* DO THIS
List all lines of the data that include the string "sebagainya".

* Data items
+++
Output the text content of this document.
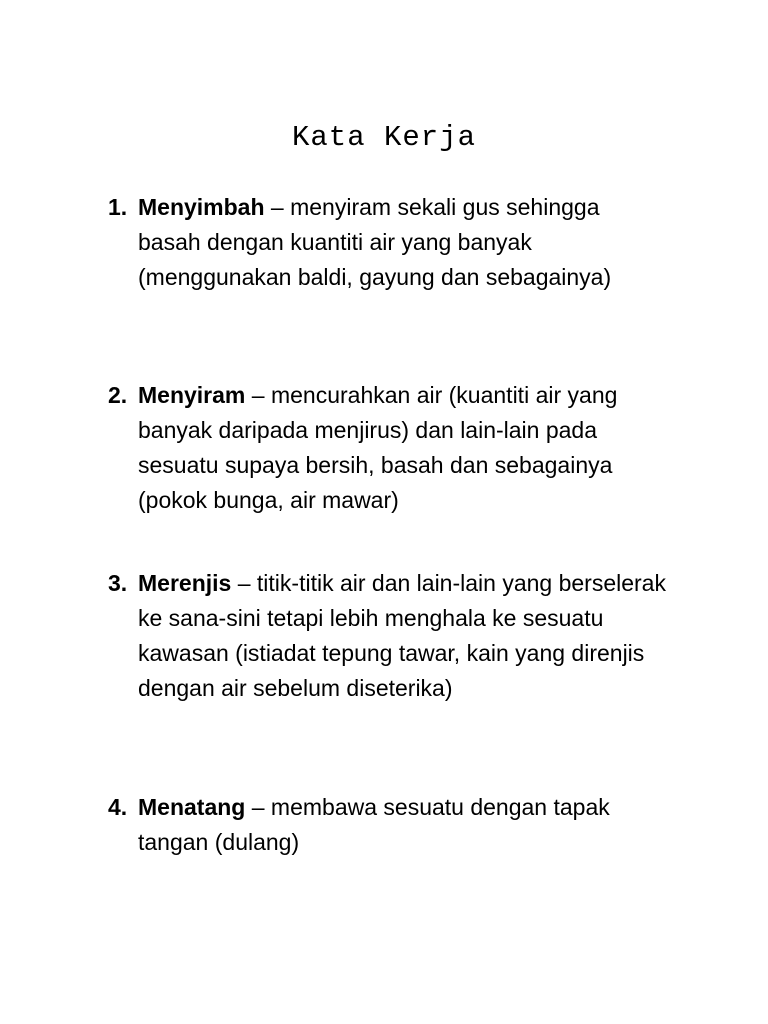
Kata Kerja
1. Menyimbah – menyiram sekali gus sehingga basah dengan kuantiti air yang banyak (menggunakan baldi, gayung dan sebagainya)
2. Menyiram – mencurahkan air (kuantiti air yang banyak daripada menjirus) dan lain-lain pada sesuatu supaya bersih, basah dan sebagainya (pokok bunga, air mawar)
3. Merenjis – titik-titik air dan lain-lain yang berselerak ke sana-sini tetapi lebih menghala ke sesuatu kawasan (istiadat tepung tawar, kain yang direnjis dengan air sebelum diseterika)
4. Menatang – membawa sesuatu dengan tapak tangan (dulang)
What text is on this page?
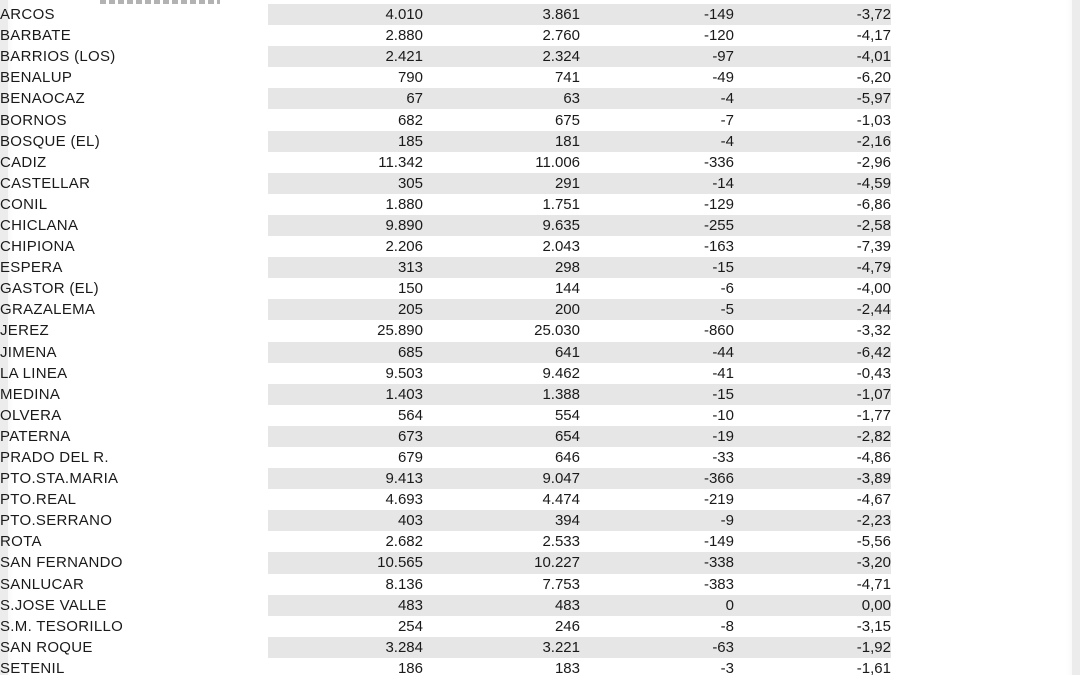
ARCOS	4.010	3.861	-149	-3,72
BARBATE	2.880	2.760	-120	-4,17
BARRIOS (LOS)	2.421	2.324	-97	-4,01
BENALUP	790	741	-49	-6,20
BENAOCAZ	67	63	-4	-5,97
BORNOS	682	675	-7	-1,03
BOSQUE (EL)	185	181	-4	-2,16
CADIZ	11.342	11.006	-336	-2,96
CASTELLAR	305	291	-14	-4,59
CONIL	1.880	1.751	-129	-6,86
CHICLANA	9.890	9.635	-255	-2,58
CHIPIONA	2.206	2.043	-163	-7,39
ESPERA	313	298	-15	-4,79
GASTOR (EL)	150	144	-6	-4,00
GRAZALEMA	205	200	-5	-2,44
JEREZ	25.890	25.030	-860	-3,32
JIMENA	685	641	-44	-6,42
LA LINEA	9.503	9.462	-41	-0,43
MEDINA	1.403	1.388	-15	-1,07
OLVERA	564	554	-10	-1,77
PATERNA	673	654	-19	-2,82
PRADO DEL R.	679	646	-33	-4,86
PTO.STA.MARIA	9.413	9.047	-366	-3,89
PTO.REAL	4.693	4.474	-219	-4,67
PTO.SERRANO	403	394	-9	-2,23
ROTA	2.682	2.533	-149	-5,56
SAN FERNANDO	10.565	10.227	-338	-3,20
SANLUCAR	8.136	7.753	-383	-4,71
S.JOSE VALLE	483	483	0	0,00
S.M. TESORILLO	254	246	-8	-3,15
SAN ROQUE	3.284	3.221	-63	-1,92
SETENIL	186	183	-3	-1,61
+++
* RIGHT ANSWER
1. Menyimbah – menyiram sekali gus sehingga basah dengan kuantiti air yang banyak (menggunakan baldi, gayung dan sebagainya)
2. Menyiram – mencurahkan air (kuantiti air yang banyak daripada menjirus) dan lain-lain pada sesuatu supaya bersih, basah dan sebagainya (pokok bunga, air mawar)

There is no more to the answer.